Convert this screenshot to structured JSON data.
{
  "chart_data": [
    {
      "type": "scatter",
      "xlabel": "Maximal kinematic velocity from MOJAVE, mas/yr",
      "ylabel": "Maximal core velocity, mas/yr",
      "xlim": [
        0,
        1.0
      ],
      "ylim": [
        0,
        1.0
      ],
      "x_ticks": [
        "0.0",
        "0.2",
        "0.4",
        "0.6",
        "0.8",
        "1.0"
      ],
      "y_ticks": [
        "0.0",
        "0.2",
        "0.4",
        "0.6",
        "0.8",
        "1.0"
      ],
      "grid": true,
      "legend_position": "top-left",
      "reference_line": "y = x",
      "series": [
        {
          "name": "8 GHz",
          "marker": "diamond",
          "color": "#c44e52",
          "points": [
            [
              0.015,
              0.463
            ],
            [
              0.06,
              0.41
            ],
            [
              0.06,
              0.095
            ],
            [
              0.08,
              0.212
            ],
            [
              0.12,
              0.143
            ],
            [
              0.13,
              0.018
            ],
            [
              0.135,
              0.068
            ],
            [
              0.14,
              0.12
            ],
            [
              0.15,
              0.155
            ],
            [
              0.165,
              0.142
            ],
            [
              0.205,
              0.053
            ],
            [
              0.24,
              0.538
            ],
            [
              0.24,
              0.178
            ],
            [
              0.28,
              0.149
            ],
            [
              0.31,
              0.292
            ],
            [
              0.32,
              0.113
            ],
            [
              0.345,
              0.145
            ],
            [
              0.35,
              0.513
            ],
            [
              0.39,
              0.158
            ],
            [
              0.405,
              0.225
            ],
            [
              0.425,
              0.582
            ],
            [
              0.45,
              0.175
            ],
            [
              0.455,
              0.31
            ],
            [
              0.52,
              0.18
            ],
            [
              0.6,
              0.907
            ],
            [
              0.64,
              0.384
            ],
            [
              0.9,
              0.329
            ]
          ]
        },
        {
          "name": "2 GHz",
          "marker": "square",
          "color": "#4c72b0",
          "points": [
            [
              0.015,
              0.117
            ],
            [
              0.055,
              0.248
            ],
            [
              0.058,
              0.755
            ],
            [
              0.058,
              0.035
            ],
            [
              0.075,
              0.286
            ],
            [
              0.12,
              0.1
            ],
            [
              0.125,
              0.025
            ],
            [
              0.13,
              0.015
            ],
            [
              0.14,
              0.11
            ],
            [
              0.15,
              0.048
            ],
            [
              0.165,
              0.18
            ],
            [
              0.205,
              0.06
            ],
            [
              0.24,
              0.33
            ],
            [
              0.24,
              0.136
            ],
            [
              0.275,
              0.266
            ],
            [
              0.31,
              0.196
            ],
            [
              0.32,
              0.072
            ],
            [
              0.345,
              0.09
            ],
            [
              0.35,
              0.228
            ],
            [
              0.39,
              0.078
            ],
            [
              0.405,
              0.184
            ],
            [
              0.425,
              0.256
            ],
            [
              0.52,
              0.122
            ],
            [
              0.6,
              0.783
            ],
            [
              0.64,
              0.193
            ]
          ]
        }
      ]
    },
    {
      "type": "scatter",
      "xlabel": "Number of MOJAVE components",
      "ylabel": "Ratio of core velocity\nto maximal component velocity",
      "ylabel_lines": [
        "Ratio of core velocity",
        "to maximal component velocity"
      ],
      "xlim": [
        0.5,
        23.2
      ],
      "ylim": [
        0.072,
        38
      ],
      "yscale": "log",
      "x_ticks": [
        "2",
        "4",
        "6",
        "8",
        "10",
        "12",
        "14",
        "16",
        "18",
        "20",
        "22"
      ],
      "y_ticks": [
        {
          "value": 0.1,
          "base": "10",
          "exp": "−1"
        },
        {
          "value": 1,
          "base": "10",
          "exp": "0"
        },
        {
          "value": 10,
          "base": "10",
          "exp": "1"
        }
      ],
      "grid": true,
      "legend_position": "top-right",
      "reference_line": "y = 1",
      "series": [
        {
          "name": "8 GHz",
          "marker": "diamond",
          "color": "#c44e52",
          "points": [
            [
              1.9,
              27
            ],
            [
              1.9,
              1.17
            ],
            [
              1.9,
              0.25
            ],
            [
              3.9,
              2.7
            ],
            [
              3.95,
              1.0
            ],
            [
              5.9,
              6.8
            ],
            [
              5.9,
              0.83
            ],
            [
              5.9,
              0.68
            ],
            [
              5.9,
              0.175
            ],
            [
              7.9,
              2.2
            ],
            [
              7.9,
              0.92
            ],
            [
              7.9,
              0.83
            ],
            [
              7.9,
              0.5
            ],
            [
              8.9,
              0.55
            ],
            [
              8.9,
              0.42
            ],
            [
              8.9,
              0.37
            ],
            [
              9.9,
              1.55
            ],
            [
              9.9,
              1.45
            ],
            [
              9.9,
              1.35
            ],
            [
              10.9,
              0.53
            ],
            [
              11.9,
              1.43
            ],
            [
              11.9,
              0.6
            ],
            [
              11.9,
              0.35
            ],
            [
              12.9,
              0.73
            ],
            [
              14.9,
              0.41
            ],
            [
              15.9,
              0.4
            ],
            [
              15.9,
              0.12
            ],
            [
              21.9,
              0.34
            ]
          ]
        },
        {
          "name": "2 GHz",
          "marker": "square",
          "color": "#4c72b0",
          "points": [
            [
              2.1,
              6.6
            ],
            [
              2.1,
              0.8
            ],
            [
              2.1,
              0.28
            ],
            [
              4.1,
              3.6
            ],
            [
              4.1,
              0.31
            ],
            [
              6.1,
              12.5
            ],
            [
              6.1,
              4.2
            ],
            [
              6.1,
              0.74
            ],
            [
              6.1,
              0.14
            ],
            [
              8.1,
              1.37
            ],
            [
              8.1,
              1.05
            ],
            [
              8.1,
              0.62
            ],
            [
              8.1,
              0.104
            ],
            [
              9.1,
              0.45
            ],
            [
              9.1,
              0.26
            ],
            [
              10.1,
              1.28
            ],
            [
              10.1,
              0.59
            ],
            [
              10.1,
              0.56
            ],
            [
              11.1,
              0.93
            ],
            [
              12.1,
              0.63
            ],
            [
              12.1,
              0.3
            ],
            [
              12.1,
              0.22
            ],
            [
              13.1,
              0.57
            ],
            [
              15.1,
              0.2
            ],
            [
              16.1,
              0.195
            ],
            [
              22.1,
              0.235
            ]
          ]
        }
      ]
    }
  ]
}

◆ **Job**:
Of all the lines above, how many contain the word "xlabel"? Give the number and nothing else.

◆ **The reply**:
2